>> Begin Records supplied

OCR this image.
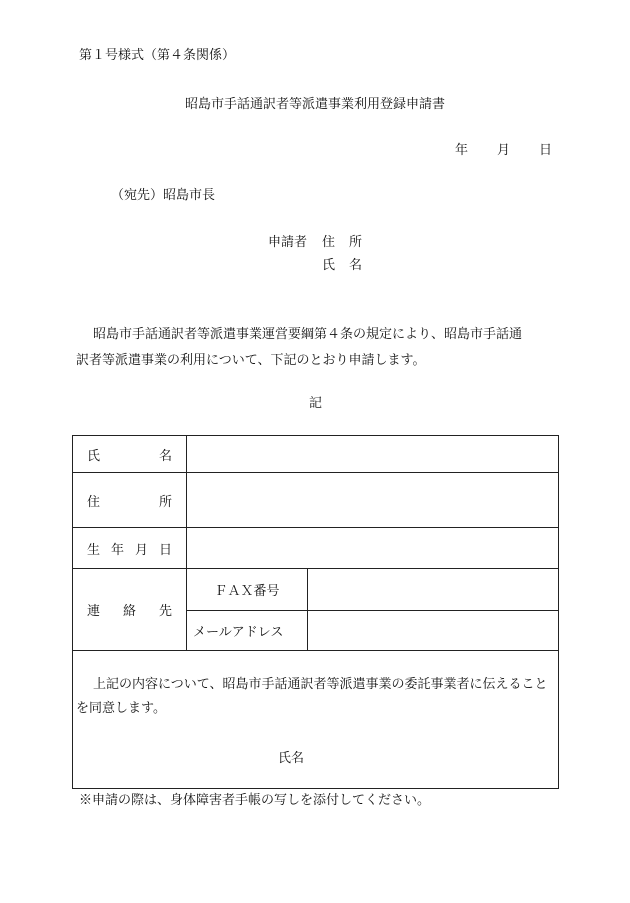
第１号様式（第４条関係）
昭島市手話通訳者等派遣事業利用登録申請書
年 月 日
（宛先）昭島市長
申請者 住 所
氏 名
昭島市手話通訳者等派遣事業運営要綱第４条の規定により、昭島市手話通
訳者等派遣事業の利用について、下記のとおり申請します。
記
氏 名		

住 所		

生 年 月 日		

連 絡 先	ＦＡＸ番号	
	メールアドレス	

上記の内容について、昭島市手話通訳者等派遣事業の委託事業者に伝えることを同意します。
氏名		
※申請の際は、身体障害者手帳の写しを添付してください。
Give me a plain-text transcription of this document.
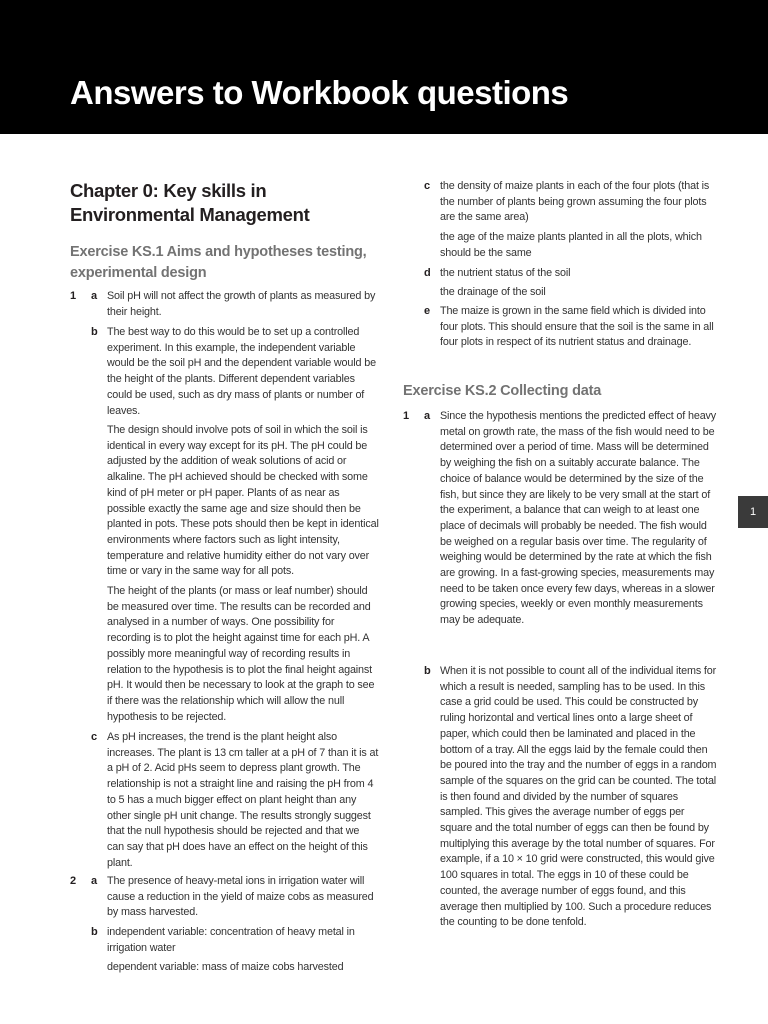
Answers to Workbook questions
1
Chapter 0: Key skills in Environmental Management
Exercise KS.1 Aims and hypotheses testing, experimental design
1 a Soil pH will not affect the growth of plants as measured by their height.

b The best way to do this would be to set up a controlled experiment. In this example, the independent variable would be the soil pH and the dependent variable would be the height of the plants. Different dependent variables could be used, such as dry mass of plants or number of leaves.

The design should involve pots of soil in which the soil is identical in every way except for its pH. The pH could be adjusted by the addition of weak solutions of acid or alkaline. The pH achieved should be checked with some kind of pH meter or pH paper. Plants of as near as possible exactly the same age and size should then be planted in pots. These pots should then be kept in identical environments where factors such as light intensity, temperature and relative humidity either do not vary over time or vary in the same way for all pots.

The height of the plants (or mass or leaf number) should be measured over time. The results can be recorded and analysed in a number of ways. One possibility for recording is to plot the height against time for each pH. A possibly more meaningful way of recording results in relation to the hypothesis is to plot the final height against pH. It would then be necessary to look at the graph to see if there was the relationship which will allow the null hypothesis to be rejected.

c As pH increases, the trend is the plant height also increases. The plant is 13 cm taller at a pH of 7 than it is at a pH of 2. Acid pHs seem to depress plant growth. The relationship is not a straight line and raising the pH from 4 to 5 has a much bigger effect on plant height than any other single pH unit change. The results strongly suggest that the null hypothesis should be rejected and that we can say that pH does have an effect on the height of this plant.

2 a The presence of heavy-metal ions in irrigation water will cause a reduction in the yield of maize cobs as measured by mass harvested.

b independent variable: concentration of heavy metal in irrigation water

dependent variable: mass of maize cobs harvested

c the density of maize plants in each of the four plots (that is the number of plants being grown assuming the four plots are the same area)

the age of the maize plants planted in all the plots, which should be the same

d the nutrient status of the soil

the drainage of the soil

e The maize is grown in the same field which is divided into four plots. This should ensure that the soil is the same in all four plots in respect of its nutrient status and drainage.

Exercise KS.2 Collecting data
1 a Since the hypothesis mentions the predicted effect of heavy metal on growth rate, the mass of the fish would need to be determined over a period of time. Mass will be determined by weighing the fish on a suitably accurate balance. The choice of balance would be determined by the size of the fish, but since they are likely to be very small at the start of the experiment, a balance that can weigh to at least one place of decimals will probably be needed. The fish would be weighed on a regular basis over time. The regularity of weighing would be determined by the rate at which the fish are growing. In a fast-growing species, measurements may need to be taken once every few days, whereas in a slower growing species, weekly or even monthly measurements may be adequate.

b When it is not possible to count all of the individual items for which a result is needed, sampling has to be used. In this case a grid could be used. This could be constructed by ruling horizontal and vertical lines onto a large sheet of paper, which could then be laminated and placed in the bottom of a tray. All the eggs laid by the female could then be poured into the tray and the number of eggs in a random sample of the squares on the grid can be counted. The total is then found and divided by the number of squares sampled. This gives the average number of eggs per square and the total number of eggs can then be found by multiplying this average by the total number of squares. For example, if a 10 × 10 grid were constructed, this would give 100 squares in total. The eggs in 10 of these could be counted, the average number of eggs found, and this average then multiplied by 100. Such a procedure reduces the counting to be done tenfold.
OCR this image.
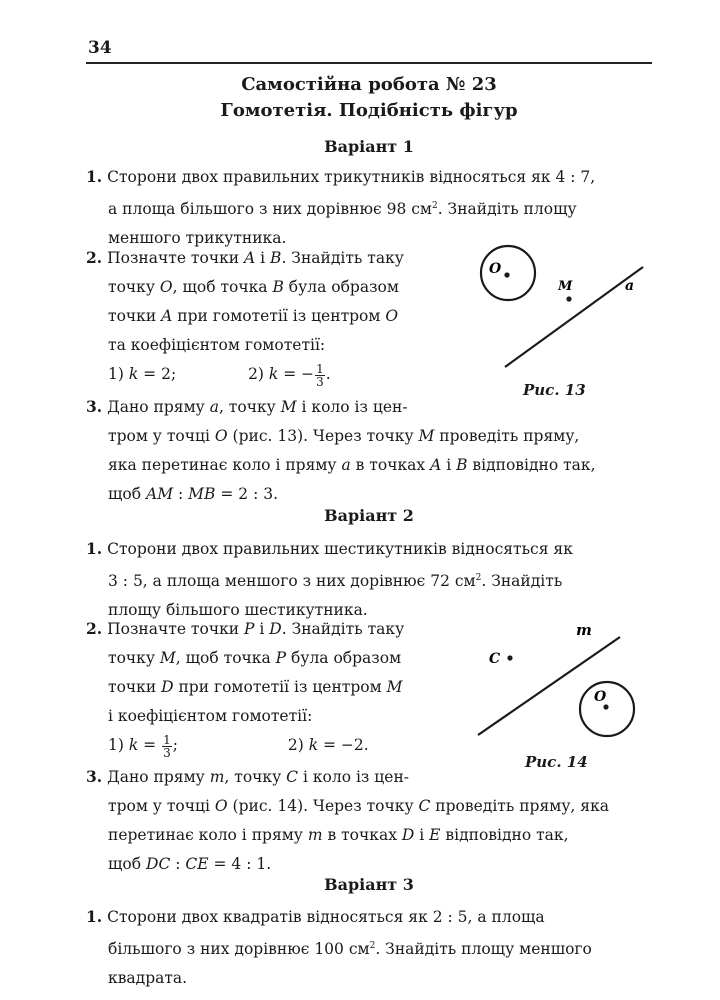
34
Самостійна робота № 23
Гомотетія. Подібність фігур
Варіант 1
1. Сторони двох правильних трикутників відносяться як 4 : 7,
а площа більшого з них дорівнює 98 $см^2$. Знайдіть площу
меншого трикутника.
2. Позначте точки A і B. Знайдіть таку
точку O, щоб точка B була образом
точки A при гомотетії із центром O
та коефіцієнтом гомотетії:
1) k = 2;	2) k = − $\frac{1}{3}$ .
3. Дано пряму a, точку M і коло із цен-
тром у точці O (рис. 13). Через точку M проведіть пряму,
яка перетинає коло і пряму a в точках A і B відповідно так,
щоб AM : MB = 2 : 3.
O
M	a
Рис. 13
Варіант 2
1. Сторони двох правильних шестикутників відносяться як
3 : 5, а площа меншого з них дорівнює 72 $см^2$. Знайдіть
площу більшого шестикутника.
2. Позначте точки P і D. Знайдіть таку
точку M, щоб точка P була образом
точки D при гомотетії із центром M
і коефіцієнтом гомотетії:
1) $k = \frac{1}{3}$ ;	2) k = −2.
3. Дано пряму m, точку C і коло із цен-
тром у точці O (рис. 14). Через точку C проведіть пряму, яка
перетинає коло і пряму m в точках D і E відповідно так,
щоб DC : CE = 4 : 1.
m
C
O
Рис. 14
Варіант 3
1. Сторони двох квадратів відносяться як 2 : 5, а площа
більшого з них дорівнює 100 $см^2$. Знайдіть площу меншого
квадрата.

>> End Records supplied

▸ **Objective**
Reproduce every line of the material precisely, omitting its pictures.

▸ **Task response**
OCR this image.
第１号様式（第４条関係）
昭島市手話通訳者等派遣事業利用登録申請書
年 月 日
（宛先）昭島市長
申請者 住 所
氏 名
昭島市手話通訳者等派遣事業運営要綱第４条の規定により、昭島市手話通
訳者等派遣事業の利用について、下記のとおり申請します。
記
氏 名		

住 所		

生 年 月 日		

連 絡 先	ＦＡＸ番号	
	メールアドレス	

上記の内容について、昭島市手話通訳者等派遣事業の委託事業者に伝えることを同意します。
氏名		
※申請の際は、身体障害者手帳の写しを添付してください。
Give me a plain-text transcription of this document.
Answers to Workbook questions
1
Chapter 0: Key skills in Environmental Management
Exercise KS.1 Aims and hypotheses testing, experimental design
1 a Soil pH will not affect the growth of plants as measured by their height.

b The best way to do this would be to set up a controlled experiment. In this example, the independent variable would be the soil pH and the dependent variable would be the height of the plants. Different dependent variables could be used, such as dry mass of plants or number of leaves.

The design should involve pots of soil in which the soil is identical in every way except for its pH. The pH could be adjusted by the addition of weak solutions of acid or alkaline. The pH achieved should be checked with some kind of pH meter or pH paper. Plants of as near as possible exactly the same age and size should then be planted in pots. These pots should then be kept in identical environments where factors such as light intensity, temperature and relative humidity either do not vary over time or vary in the same way for all pots.

The height of the plants (or mass or leaf number) should be measured over time. The results can be recorded and analysed in a number of ways. One possibility for recording is to plot the height against time for each pH. A possibly more meaningful way of recording results in relation to the hypothesis is to plot the final height against pH. It would then be necessary to look at the graph to see if there was the relationship which will allow the null hypothesis to be rejected.

c As pH increases, the trend is the plant height also increases. The plant is 13 cm taller at a pH of 7 than it is at a pH of 2. Acid pHs seem to depress plant growth. The relationship is not a straight line and raising the pH from 4 to 5 has a much bigger effect on plant height than any other single pH unit change. The results strongly suggest that the null hypothesis should be rejected and that we can say that pH does have an effect on the height of this plant.

2 a The presence of heavy-metal ions in irrigation water will cause a reduction in the yield of maize cobs as measured by mass harvested.

b independent variable: concentration of heavy metal in irrigation water

dependent variable: mass of maize cobs harvested

c the density of maize plants in each of the four plots (that is the number of plants being grown assuming the four plots are the same area)

the age of the maize plants planted in all the plots, which should be the same

d the nutrient status of the soil

the drainage of the soil

e The maize is grown in the same field which is divided into four plots. This should ensure that the soil is the same in all four plots in respect of its nutrient status and drainage.

Exercise KS.2 Collecting data
1 a Since the hypothesis mentions the predicted effect of heavy metal on growth rate, the mass of the fish would need to be determined over a period of time. Mass will be determined by weighing the fish on a suitably accurate balance. The choice of balance would be determined by the size of the fish, but since they are likely to be very small at the start of the experiment, a balance that can weigh to at least one place of decimals will probably be needed. The fish would be weighed on a regular basis over time. The regularity of weighing would be determined by the rate at which the fish are growing. In a fast-growing species, measurements may need to be taken once every few days, whereas in a slower growing species, weekly or even monthly measurements may be adequate.

b When it is not possible to count all of the individual items for which a result is needed, sampling has to be used. In this case a grid could be used. This could be constructed by ruling horizontal and vertical lines onto a large sheet of paper, which could then be laminated and placed in the bottom of a tray. All the eggs laid by the female could then be poured into the tray and the number of eggs in a random sample of the squares on the grid can be counted. The total is then found and divided by the number of squares sampled. This gives the average number of eggs per square and the total number of eggs can then be found by multiplying this average by the total number of squares. For example, if a 10 × 10 grid were constructed, this would give 100 squares in total. The eggs in 10 of these could be counted, the average number of eggs found, and this average then multiplied by 100. Such a procedure reduces the counting to be done tenfold.
OCR this image.
34
Самостійна робота № 23
Гомотетія. Подібність фігур
Варіант 1
1. Сторони двох правильних трикутників відносяться як 4 : 7,
а площа більшого з них дорівнює 98 $см^2$. Знайдіть площу
меншого трикутника.
2. Позначте точки A і B. Знайдіть таку
точку O, щоб точка B була образом
точки A при гомотетії із центром O
та коефіцієнтом гомотетії:
1) k = 2;	2) k = − $\frac{1}{3}$ .
3. Дано пряму a, точку M і коло із цен-
тром у точці O (рис. 13). Через точку M проведіть пряму,
яка перетинає коло і пряму a в точках A і B відповідно так,
щоб AM : MB = 2 : 3.
O
M	a
Рис. 13
Варіант 2
1. Сторони двох правильних шестикутників відносяться як
3 : 5, а площа меншого з них дорівнює 72 $см^2$. Знайдіть
площу більшого шестикутника.
2. Позначте точки P і D. Знайдіть таку
точку M, щоб точка P була образом
точки D при гомотетії із центром M
і коефіцієнтом гомотетії:
1) $k = \frac{1}{3}$ ;	2) k = −2.
3. Дано пряму m, точку C і коло із цен-
тром у точці O (рис. 14). Через точку C проведіть пряму, яка
перетинає коло і пряму m в точках D і E відповідно так,
щоб DC : CE = 4 : 1.
m
C
O
Рис. 14
Варіант 3
1. Сторони двох квадратів відносяться як 2 : 5, а площа
більшого з них дорівнює 100 $см^2$. Знайдіть площу меншого
квадрата.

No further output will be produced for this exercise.